start Excerpted records

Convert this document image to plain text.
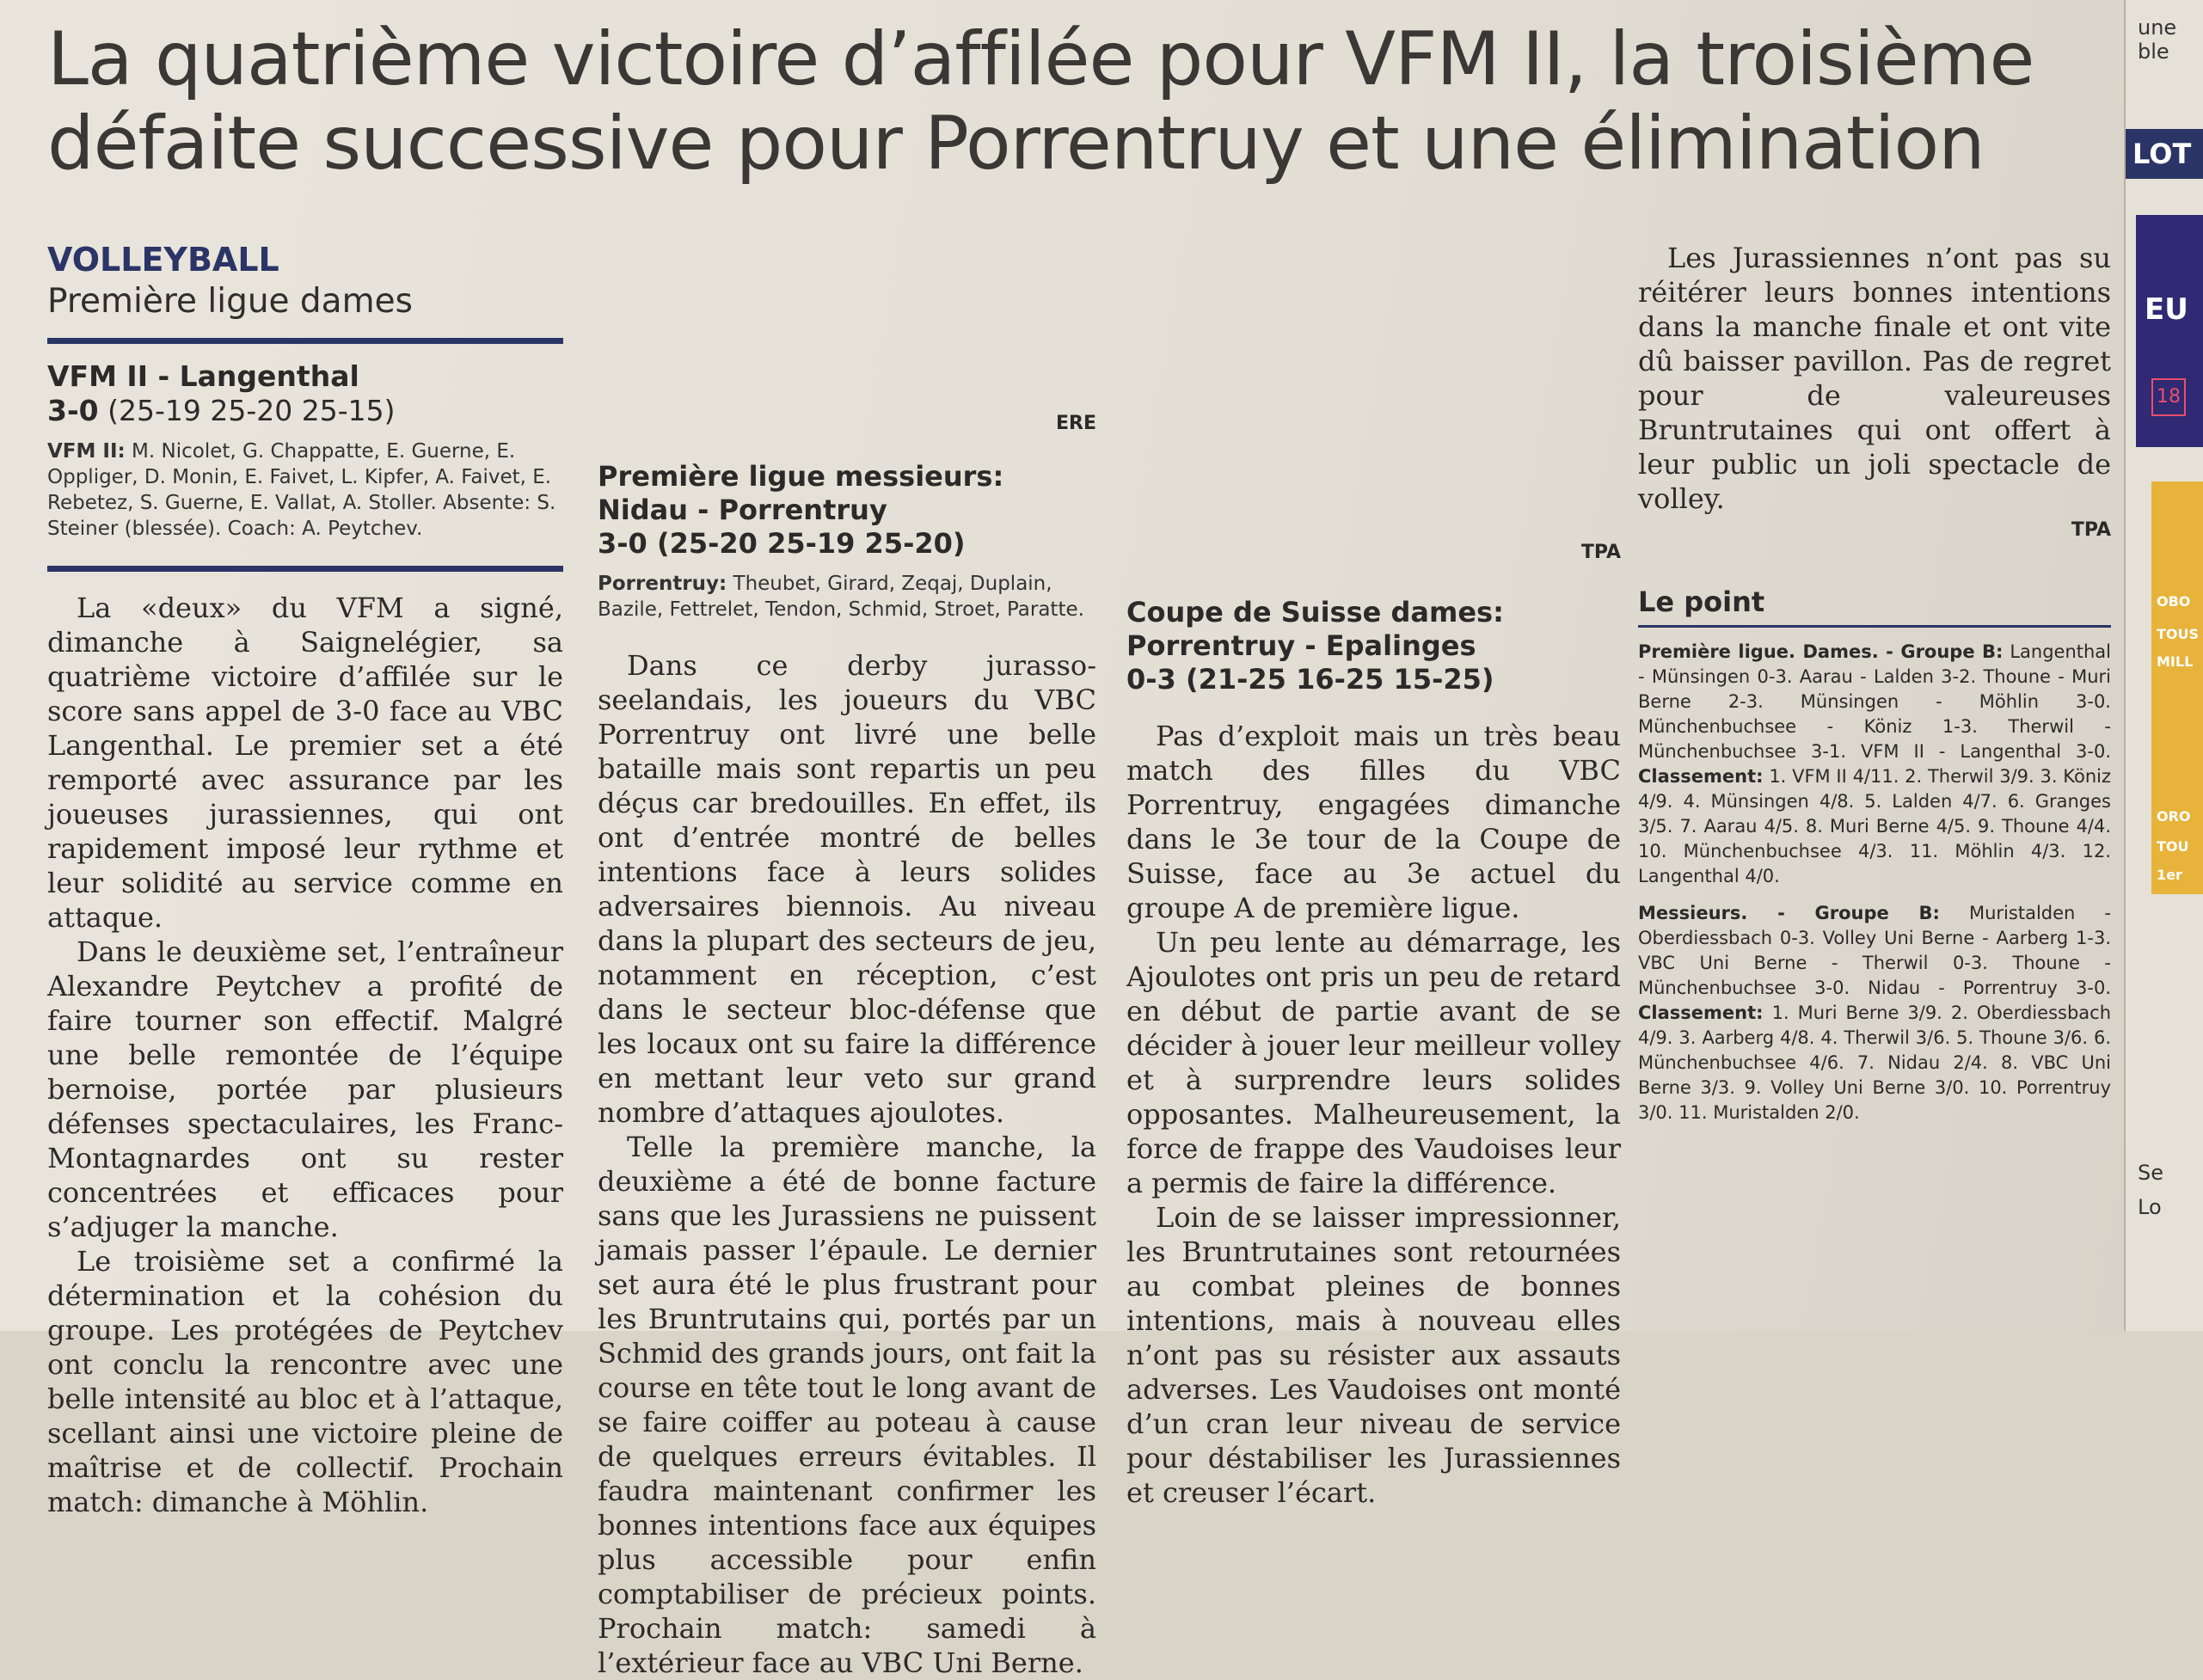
La quatrième victoire d’affilée pour VFM II, la troisième défaite successive pour Porrentruy et une élimination
VOLLEYBALL
Première ligue dames
VFM II - Langenthal
3-0 (25-19 25-20 25-15)
VFM II: M. Nicolet, G. Chappatte, E. Guerne, E. Oppliger, D. Monin, E. Faivet, L. Kipfer, A. Faivet, E. Rebetez, S. Guerne, E. Vallat, A. Stoller. Absente: S. Steiner (blessée). Coach: A. Peytchev.

La «deux» du VFM a signé, dimanche à Saignelégier, sa quatrième victoire d’affilée sur le score sans appel de 3-0 face au VBC Langenthal. Le premier set a été remporté avec assurance par les joueuses jurassiennes, qui ont rapidement imposé leur rythme et leur solidité au service comme en attaque.

Dans le deuxième set, l’entraîneur Alexandre Peytchev a profité de faire tourner son effectif. Malgré une belle remontée de l’équipe bernoise, portée par plusieurs défenses spectaculaires, les Franc-Montagnardes ont su rester concentrées et efficaces pour s’adjuger la manche.

Le troisième set a confirmé la détermination et la cohésion du groupe. Les protégées de Peytchev ont conclu la rencontre avec une belle intensité au bloc et à l’attaque, scellant ainsi une victoire pleine de maîtrise et de collectif. Prochain match: dimanche à Möhlin.

ERE
Première ligue messieurs:
Nidau - Porrentruy
3-0 (25-20 25-19 25-20)
Porrentruy: Theubet, Girard, Zeqaj, Duplain, Bazile, Fettrelet, Tendon, Schmid, Stroet, Paratte.

Dans ce derby jurasso-seelandais, les joueurs du VBC Porrentruy ont livré une belle bataille mais sont repartis un peu déçus car bredouilles. En effet, ils ont d’entrée montré de belles intentions face à leurs solides adversaires biennois. Au niveau dans la plupart des secteurs de jeu, notamment en réception, c’est dans le secteur bloc-défense que les locaux ont su faire la différence en mettant leur veto sur grand nombre d’attaques ajoulotes.

Telle la première manche, la deuxième a été de bonne facture sans que les Jurassiens ne puissent jamais passer l’épaule. Le dernier set aura été le plus frustrant pour les Bruntrutains qui, portés par un Schmid des grands jours, ont fait la course en tête tout le long avant de se faire coiffer au poteau à cause de quelques erreurs évitables. Il faudra maintenant confirmer les bonnes intentions face aux équipes plus accessible pour enfin comptabiliser de précieux points. Prochain match: samedi à l’extérieur face au VBC Uni Berne.

TPA
Coupe de Suisse dames:
Porrentruy - Epalinges
0-3 (21-25 16-25 15-25)

Pas d’exploit mais un très beau match des filles du VBC Porrentruy, engagées dimanche dans le 3e tour de la Coupe de Suisse, face au 3e actuel du groupe A de première ligue.

Un peu lente au démarrage, les Ajoulotes ont pris un peu de retard en début de partie avant de se décider à jouer leur meilleur volley et à surprendre leurs solides opposantes. Malheureusement, la force de frappe des Vaudoises leur a permis de faire la différence.

Loin de se laisser impressionner, les Bruntrutaines sont retournées au combat pleines de bonnes intentions, mais à nouveau elles n’ont pas su résister aux assauts adverses. Les Vaudoises ont monté d’un cran leur niveau de service pour déstabiliser les Jurassiennes et creuser l’écart.

Les Jurassiennes n’ont pas su réitérer leurs bonnes intentions dans la manche finale et ont vite dû baisser pavillon. Pas de regret pour de valeureuses Bruntrutaines qui ont offert à leur public un joli spectacle de volley.

TPA
Le point

Première ligue. Dames. - Groupe B: Langenthal - Münsingen 0-3. Aarau - Lalden 3-2. Thoune - Muri Berne 2-3. Münsingen - Möhlin 3-0. Münchenbuchsee - Köniz 1-3. Therwil - Münchenbuchsee 3-1. VFM II - Langenthal 3-0. Classement: 1. VFM II 4/11. 2. Therwil 3/9. 3. Köniz 4/9. 4. Münsingen 4/8. 5. Lalden 4/7. 6. Granges 3/5. 7. Aarau 4/5. 8. Muri Berne 4/5. 9. Thoune 4/4. 10. Münchenbuchsee 4/3. 11. Möhlin 4/3. 12. Langenthal 4/0.

Messieurs. - Groupe B: Muristalden - Oberdiessbach 0-3. Volley Uni Berne - Aarberg 1-3. VBC Uni Berne - Therwil 0-3. Thoune - Münchenbuchsee 3-0. Nidau - Porrentruy 3-0. Classement: 1. Muri Berne 3/9. 2. Oberdiessbach 4/9. 3. Aarberg 4/8. 4. Therwil 3/6. 5. Thoune 3/6. 6. Münchenbuchsee 4/6. 7. Nidau 2/4. 8. VBC Uni Berne 3/3. 9. Volley Uni Berne 3/0. 10. Porrentruy 3/0. 11. Muristalden 2/0.

une ble
LOT
EU
18
OBO
TOUS
MILL
ORO
TOU
1er
Se
Lo
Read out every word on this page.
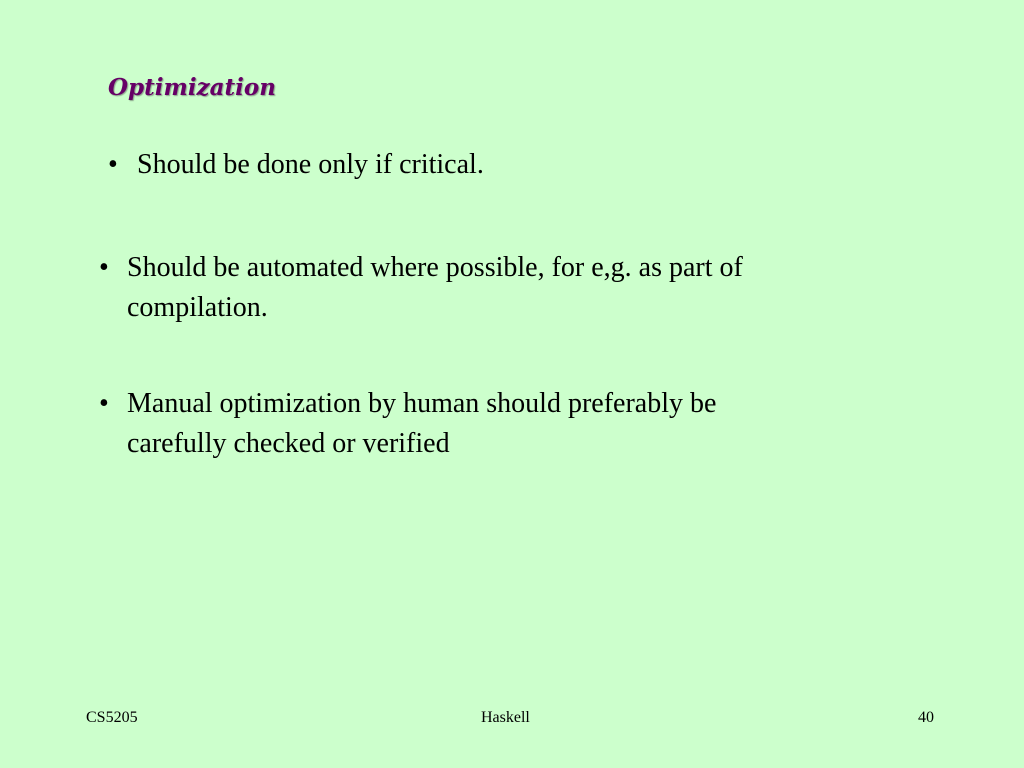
Optimization
• Should be done only if critical.
• Should be automated where possible, for e,g. as part of
compilation.
• Manual optimization by human should preferably be
carefully checked or verified
CS5205	Haskell	40
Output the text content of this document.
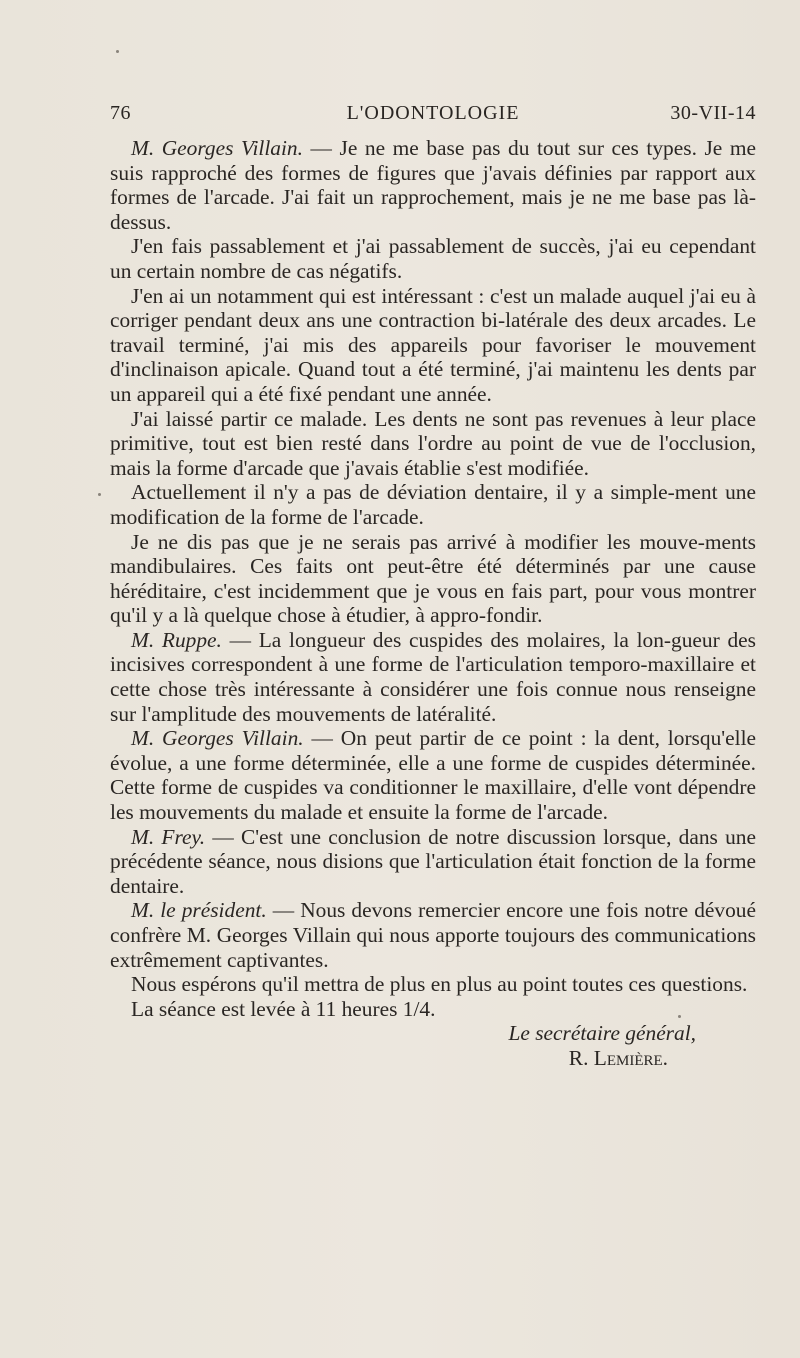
76	L'ODONTOLOGIE	30-VII-14

M. Georges Villain. — Je ne me base pas du tout sur ces types. Je me suis rapproché des formes de figures que j'avais définies par rapport aux formes de l'arcade. J'ai fait un rapprochement, mais je ne me base pas là-dessus.

J'en fais passablement et j'ai passablement de succès, j'ai eu cependant un certain nombre de cas négatifs.

J'en ai un notamment qui est intéressant : c'est un malade auquel j'ai eu à corriger pendant deux ans une contraction bi-latérale des deux arcades. Le travail terminé, j'ai mis des appareils pour favoriser le mouvement d'inclinaison apicale. Quand tout a été terminé, j'ai maintenu les dents par un appareil qui a été fixé pendant une année.

J'ai laissé partir ce malade. Les dents ne sont pas revenues à leur place primitive, tout est bien resté dans l'ordre au point de vue de l'occlusion, mais la forme d'arcade que j'avais établie s'est modifiée.

Actuellement il n'y a pas de déviation dentaire, il y a simple-ment une modification de la forme de l'arcade.

Je ne dis pas que je ne serais pas arrivé à modifier les mouve-ments mandibulaires. Ces faits ont peut-être été déterminés par une cause héréditaire, c'est incidemment que je vous en fais part, pour vous montrer qu'il y a là quelque chose à étudier, à appro-fondir.

M. Ruppe. — La longueur des cuspides des molaires, la lon-gueur des incisives correspondent à une forme de l'articulation temporo-maxillaire et cette chose très intéressante à considérer une fois connue nous renseigne sur l'amplitude des mouvements de latéralité.

M. Georges Villain. — On peut partir de ce point : la dent, lorsqu'elle évolue, a une forme déterminée, elle a une forme de cuspides déterminée. Cette forme de cuspides va conditionner le maxillaire, d'elle vont dépendre les mouvements du malade et ensuite la forme de l'arcade.

M. Frey. — C'est une conclusion de notre discussion lorsque, dans une précédente séance, nous disions que l'articulation était fonction de la forme dentaire.

M. le président. — Nous devons remercier encore une fois notre dévoué confrère M. Georges Villain qui nous apporte toujours des communications extrêmement captivantes.

Nous espérons qu'il mettra de plus en plus au point toutes ces questions.

La séance est levée à 11 heures 1/4.

Le secrétaire général,

R. Lemière.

end Excerpted records

**Stated exercise**
Repeat all of the entries word for word, but omit the pictures.

**Solution for this problem**
Convert this document image to plain text.
La quatrième victoire d’affilée pour VFM II, la troisième défaite successive pour Porrentruy et une élimination
VOLLEYBALL
Première ligue dames
VFM II - Langenthal
3-0 (25-19 25-20 25-15)
VFM II: M. Nicolet, G. Chappatte, E. Guerne, E. Oppliger, D. Monin, E. Faivet, L. Kipfer, A. Faivet, E. Rebetez, S. Guerne, E. Vallat, A. Stoller. Absente: S. Steiner (blessée). Coach: A. Peytchev.

La «deux» du VFM a signé, dimanche à Saignelégier, sa quatrième victoire d’affilée sur le score sans appel de 3-0 face au VBC Langenthal. Le premier set a été remporté avec assurance par les joueuses jurassiennes, qui ont rapidement imposé leur rythme et leur solidité au service comme en attaque.

Dans le deuxième set, l’entraîneur Alexandre Peytchev a profité de faire tourner son effectif. Malgré une belle remontée de l’équipe bernoise, portée par plusieurs défenses spectaculaires, les Franc-Montagnardes ont su rester concentrées et efficaces pour s’adjuger la manche.

Le troisième set a confirmé la détermination et la cohésion du groupe. Les protégées de Peytchev ont conclu la rencontre avec une belle intensité au bloc et à l’attaque, scellant ainsi une victoire pleine de maîtrise et de collectif. Prochain match: dimanche à Möhlin.

ERE
Première ligue messieurs:
Nidau - Porrentruy
3-0 (25-20 25-19 25-20)
Porrentruy: Theubet, Girard, Zeqaj, Duplain, Bazile, Fettrelet, Tendon, Schmid, Stroet, Paratte.

Dans ce derby jurasso-seelandais, les joueurs du VBC Porrentruy ont livré une belle bataille mais sont repartis un peu déçus car bredouilles. En effet, ils ont d’entrée montré de belles intentions face à leurs solides adversaires biennois. Au niveau dans la plupart des secteurs de jeu, notamment en réception, c’est dans le secteur bloc-défense que les locaux ont su faire la différence en mettant leur veto sur grand nombre d’attaques ajoulotes.

Telle la première manche, la deuxième a été de bonne facture sans que les Jurassiens ne puissent jamais passer l’épaule. Le dernier set aura été le plus frustrant pour les Bruntrutains qui, portés par un Schmid des grands jours, ont fait la course en tête tout le long avant de se faire coiffer au poteau à cause de quelques erreurs évitables. Il faudra maintenant confirmer les bonnes intentions face aux équipes plus accessible pour enfin comptabiliser de précieux points. Prochain match: samedi à l’extérieur face au VBC Uni Berne.

TPA
Coupe de Suisse dames:
Porrentruy - Epalinges
0-3 (21-25 16-25 15-25)

Pas d’exploit mais un très beau match des filles du VBC Porrentruy, engagées dimanche dans le 3e tour de la Coupe de Suisse, face au 3e actuel du groupe A de première ligue.

Un peu lente au démarrage, les Ajoulotes ont pris un peu de retard en début de partie avant de se décider à jouer leur meilleur volley et à surprendre leurs solides opposantes. Malheureusement, la force de frappe des Vaudoises leur a permis de faire la différence.

Loin de se laisser impressionner, les Bruntrutaines sont retournées au combat pleines de bonnes intentions, mais à nouveau elles n’ont pas su résister aux assauts adverses. Les Vaudoises ont monté d’un cran leur niveau de service pour déstabiliser les Jurassiennes et creuser l’écart.

Les Jurassiennes n’ont pas su réitérer leurs bonnes intentions dans la manche finale et ont vite dû baisser pavillon. Pas de regret pour de valeureuses Bruntrutaines qui ont offert à leur public un joli spectacle de volley.

TPA
Le point

Première ligue. Dames. - Groupe B: Langenthal - Münsingen 0-3. Aarau - Lalden 3-2. Thoune - Muri Berne 2-3. Münsingen - Möhlin 3-0. Münchenbuchsee - Köniz 1-3. Therwil - Münchenbuchsee 3-1. VFM II - Langenthal 3-0. Classement: 1. VFM II 4/11. 2. Therwil 3/9. 3. Köniz 4/9. 4. Münsingen 4/8. 5. Lalden 4/7. 6. Granges 3/5. 7. Aarau 4/5. 8. Muri Berne 4/5. 9. Thoune 4/4. 10. Münchenbuchsee 4/3. 11. Möhlin 4/3. 12. Langenthal 4/0.

Messieurs. - Groupe B: Muristalden - Oberdiessbach 0-3. Volley Uni Berne - Aarberg 1-3. VBC Uni Berne - Therwil 0-3. Thoune - Münchenbuchsee 3-0. Nidau - Porrentruy 3-0. Classement: 1. Muri Berne 3/9. 2. Oberdiessbach 4/9. 3. Aarberg 4/8. 4. Therwil 3/6. 5. Thoune 3/6. 6. Münchenbuchsee 4/6. 7. Nidau 2/4. 8. VBC Uni Berne 3/3. 9. Volley Uni Berne 3/0. 10. Porrentruy 3/0. 11. Muristalden 2/0.

une ble
LOT
EU
18
OBO
TOUS
MILL
ORO
TOU
1er
Se
Lo
Read out every word on this page.
Optimization
• Should be done only if critical.
• Should be automated where possible, for e,g. as part of
compilation.
• Manual optimization by human should preferably be
carefully checked or verified
CS5205	Haskell	40
Output the text content of this document.
76	L'ODONTOLOGIE	30-VII-14

M. Georges Villain. — Je ne me base pas du tout sur ces types. Je me suis rapproché des formes de figures que j'avais définies par rapport aux formes de l'arcade. J'ai fait un rapprochement, mais je ne me base pas là-dessus.

J'en fais passablement et j'ai passablement de succès, j'ai eu cependant un certain nombre de cas négatifs.

J'en ai un notamment qui est intéressant : c'est un malade auquel j'ai eu à corriger pendant deux ans une contraction bi-latérale des deux arcades. Le travail terminé, j'ai mis des appareils pour favoriser le mouvement d'inclinaison apicale. Quand tout a été terminé, j'ai maintenu les dents par un appareil qui a été fixé pendant une année.

J'ai laissé partir ce malade. Les dents ne sont pas revenues à leur place primitive, tout est bien resté dans l'ordre au point de vue de l'occlusion, mais la forme d'arcade que j'avais établie s'est modifiée.

Actuellement il n'y a pas de déviation dentaire, il y a simple-ment une modification de la forme de l'arcade.

Je ne dis pas que je ne serais pas arrivé à modifier les mouve-ments mandibulaires. Ces faits ont peut-être été déterminés par une cause héréditaire, c'est incidemment que je vous en fais part, pour vous montrer qu'il y a là quelque chose à étudier, à appro-fondir.

M. Ruppe. — La longueur des cuspides des molaires, la lon-gueur des incisives correspondent à une forme de l'articulation temporo-maxillaire et cette chose très intéressante à considérer une fois connue nous renseigne sur l'amplitude des mouvements de latéralité.

M. Georges Villain. — On peut partir de ce point : la dent, lorsqu'elle évolue, a une forme déterminée, elle a une forme de cuspides déterminée. Cette forme de cuspides va conditionner le maxillaire, d'elle vont dépendre les mouvements du malade et ensuite la forme de l'arcade.

M. Frey. — C'est une conclusion de notre discussion lorsque, dans une précédente séance, nous disions que l'articulation était fonction de la forme dentaire.

M. le président. — Nous devons remercier encore une fois notre dévoué confrère M. Georges Villain qui nous apporte toujours des communications extrêmement captivantes.

Nous espérons qu'il mettra de plus en plus au point toutes ces questions.

La séance est levée à 11 heures 1/4.

Le secrétaire général,

R. Lemière.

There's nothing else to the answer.